Figure data in JSON:

####################

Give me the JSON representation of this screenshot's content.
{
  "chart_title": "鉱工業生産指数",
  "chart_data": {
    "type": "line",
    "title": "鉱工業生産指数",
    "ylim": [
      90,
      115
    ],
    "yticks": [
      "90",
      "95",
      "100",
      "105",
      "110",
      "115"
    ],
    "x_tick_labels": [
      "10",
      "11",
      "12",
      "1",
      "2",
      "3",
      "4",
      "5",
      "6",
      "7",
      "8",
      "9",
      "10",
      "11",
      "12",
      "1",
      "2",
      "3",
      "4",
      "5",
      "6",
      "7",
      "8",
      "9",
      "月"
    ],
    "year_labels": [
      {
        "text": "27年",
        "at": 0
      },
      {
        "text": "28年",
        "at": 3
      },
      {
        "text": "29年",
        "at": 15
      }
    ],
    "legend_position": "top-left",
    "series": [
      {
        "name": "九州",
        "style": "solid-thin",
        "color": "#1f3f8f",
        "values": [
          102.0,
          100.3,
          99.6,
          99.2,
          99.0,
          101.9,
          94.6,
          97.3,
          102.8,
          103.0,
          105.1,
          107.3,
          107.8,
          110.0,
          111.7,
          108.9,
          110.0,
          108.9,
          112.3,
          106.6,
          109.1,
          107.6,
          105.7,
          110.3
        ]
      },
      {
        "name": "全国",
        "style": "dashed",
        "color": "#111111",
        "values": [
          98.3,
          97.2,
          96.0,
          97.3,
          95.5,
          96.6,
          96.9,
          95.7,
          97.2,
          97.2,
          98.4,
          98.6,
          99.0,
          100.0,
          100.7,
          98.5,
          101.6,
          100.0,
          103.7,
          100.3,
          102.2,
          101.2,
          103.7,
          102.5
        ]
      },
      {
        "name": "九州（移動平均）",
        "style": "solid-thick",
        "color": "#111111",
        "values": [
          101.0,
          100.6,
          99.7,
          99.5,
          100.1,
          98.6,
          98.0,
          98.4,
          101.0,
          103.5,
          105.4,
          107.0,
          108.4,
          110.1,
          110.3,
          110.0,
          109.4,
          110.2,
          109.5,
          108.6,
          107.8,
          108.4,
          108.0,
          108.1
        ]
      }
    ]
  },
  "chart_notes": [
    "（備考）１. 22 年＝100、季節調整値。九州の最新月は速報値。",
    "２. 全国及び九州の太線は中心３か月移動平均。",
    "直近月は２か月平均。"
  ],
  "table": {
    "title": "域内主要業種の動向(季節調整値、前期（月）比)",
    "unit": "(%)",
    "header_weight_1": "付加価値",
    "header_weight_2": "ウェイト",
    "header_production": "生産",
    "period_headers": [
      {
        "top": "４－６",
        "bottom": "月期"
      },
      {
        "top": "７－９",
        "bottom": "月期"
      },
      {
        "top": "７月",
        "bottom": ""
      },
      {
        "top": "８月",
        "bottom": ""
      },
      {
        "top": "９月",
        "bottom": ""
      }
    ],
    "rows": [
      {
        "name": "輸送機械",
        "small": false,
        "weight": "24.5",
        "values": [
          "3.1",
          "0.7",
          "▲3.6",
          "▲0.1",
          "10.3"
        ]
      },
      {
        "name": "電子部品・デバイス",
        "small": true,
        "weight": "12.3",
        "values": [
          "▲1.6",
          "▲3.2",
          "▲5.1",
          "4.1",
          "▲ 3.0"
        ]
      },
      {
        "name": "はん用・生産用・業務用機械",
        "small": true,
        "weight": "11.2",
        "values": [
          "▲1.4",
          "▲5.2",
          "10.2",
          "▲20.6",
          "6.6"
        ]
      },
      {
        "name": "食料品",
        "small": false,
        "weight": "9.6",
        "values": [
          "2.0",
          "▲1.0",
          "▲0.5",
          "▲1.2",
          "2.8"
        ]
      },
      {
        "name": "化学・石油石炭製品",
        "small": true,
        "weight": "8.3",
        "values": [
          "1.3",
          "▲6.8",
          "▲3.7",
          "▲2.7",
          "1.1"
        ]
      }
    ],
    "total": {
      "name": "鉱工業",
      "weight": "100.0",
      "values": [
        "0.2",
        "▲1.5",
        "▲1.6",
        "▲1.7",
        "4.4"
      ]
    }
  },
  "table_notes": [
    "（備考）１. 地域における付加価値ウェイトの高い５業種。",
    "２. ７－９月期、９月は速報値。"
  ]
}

####################

EXERCISE INSTRUCTIONS: Show the data once more, exactly as it was written.

WORKED ANSWER:
Give me the JSON representation of this screenshot's content.
{
  "chart_title": "鉱工業生産指数",
  "chart_data": {
    "type": "line",
    "title": "鉱工業生産指数",
    "ylim": [
      90,
      115
    ],
    "yticks": [
      "90",
      "95",
      "100",
      "105",
      "110",
      "115"
    ],
    "x_tick_labels": [
      "10",
      "11",
      "12",
      "1",
      "2",
      "3",
      "4",
      "5",
      "6",
      "7",
      "8",
      "9",
      "10",
      "11",
      "12",
      "1",
      "2",
      "3",
      "4",
      "5",
      "6",
      "7",
      "8",
      "9",
      "月"
    ],
    "year_labels": [
      {
        "text": "27年",
        "at": 0
      },
      {
        "text": "28年",
        "at": 3
      },
      {
        "text": "29年",
        "at": 15
      }
    ],
    "legend_position": "top-left",
    "series": [
      {
        "name": "九州",
        "style": "solid-thin",
        "color": "#1f3f8f",
        "values": [
          102.0,
          100.3,
          99.6,
          99.2,
          99.0,
          101.9,
          94.6,
          97.3,
          102.8,
          103.0,
          105.1,
          107.3,
          107.8,
          110.0,
          111.7,
          108.9,
          110.0,
          108.9,
          112.3,
          106.6,
          109.1,
          107.6,
          105.7,
          110.3
        ]
      },
      {
        "name": "全国",
        "style": "dashed",
        "color": "#111111",
        "values": [
          98.3,
          97.2,
          96.0,
          97.3,
          95.5,
          96.6,
          96.9,
          95.7,
          97.2,
          97.2,
          98.4,
          98.6,
          99.0,
          100.0,
          100.7,
          98.5,
          101.6,
          100.0,
          103.7,
          100.3,
          102.2,
          101.2,
          103.7,
          102.5
        ]
      },
      {
        "name": "九州（移動平均）",
        "style": "solid-thick",
        "color": "#111111",
        "values": [
          101.0,
          100.6,
          99.7,
          99.5,
          100.1,
          98.6,
          98.0,
          98.4,
          101.0,
          103.5,
          105.4,
          107.0,
          108.4,
          110.1,
          110.3,
          110.0,
          109.4,
          110.2,
          109.5,
          108.6,
          107.8,
          108.4,
          108.0,
          108.1
        ]
      }
    ]
  },
  "chart_notes": [
    "（備考）１. 22 年＝100、季節調整値。九州の最新月は速報値。",
    "２. 全国及び九州の太線は中心３か月移動平均。",
    "直近月は２か月平均。"
  ],
  "table": {
    "title": "域内主要業種の動向(季節調整値、前期（月）比)",
    "unit": "(%)",
    "header_weight_1": "付加価値",
    "header_weight_2": "ウェイト",
    "header_production": "生産",
    "period_headers": [
      {
        "top": "４－６",
        "bottom": "月期"
      },
      {
        "top": "７－９",
        "bottom": "月期"
      },
      {
        "top": "７月",
        "bottom": ""
      },
      {
        "top": "８月",
        "bottom": ""
      },
      {
        "top": "９月",
        "bottom": ""
      }
    ],
    "rows": [
      {
        "name": "輸送機械",
        "small": false,
        "weight": "24.5",
        "values": [
          "3.1",
          "0.7",
          "▲3.6",
          "▲0.1",
          "10.3"
        ]
      },
      {
        "name": "電子部品・デバイス",
        "small": true,
        "weight": "12.3",
        "values": [
          "▲1.6",
          "▲3.2",
          "▲5.1",
          "4.1",
          "▲ 3.0"
        ]
      },
      {
        "name": "はん用・生産用・業務用機械",
        "small": true,
        "weight": "11.2",
        "values": [
          "▲1.4",
          "▲5.2",
          "10.2",
          "▲20.6",
          "6.6"
        ]
      },
      {
        "name": "食料品",
        "small": false,
        "weight": "9.6",
        "values": [
          "2.0",
          "▲1.0",
          "▲0.5",
          "▲1.2",
          "2.8"
        ]
      },
      {
        "name": "化学・石油石炭製品",
        "small": true,
        "weight": "8.3",
        "values": [
          "1.3",
          "▲6.8",
          "▲3.7",
          "▲2.7",
          "1.1"
        ]
      }
    ],
    "total": {
      "name": "鉱工業",
      "weight": "100.0",
      "values": [
        "0.2",
        "▲1.5",
        "▲1.6",
        "▲1.7",
        "4.4"
      ]
    }
  },
  "table_notes": [
    "（備考）１. 地域における付加価値ウェイトの高い５業種。",
    "２. ７－９月期、９月は速報値。"
  ]
}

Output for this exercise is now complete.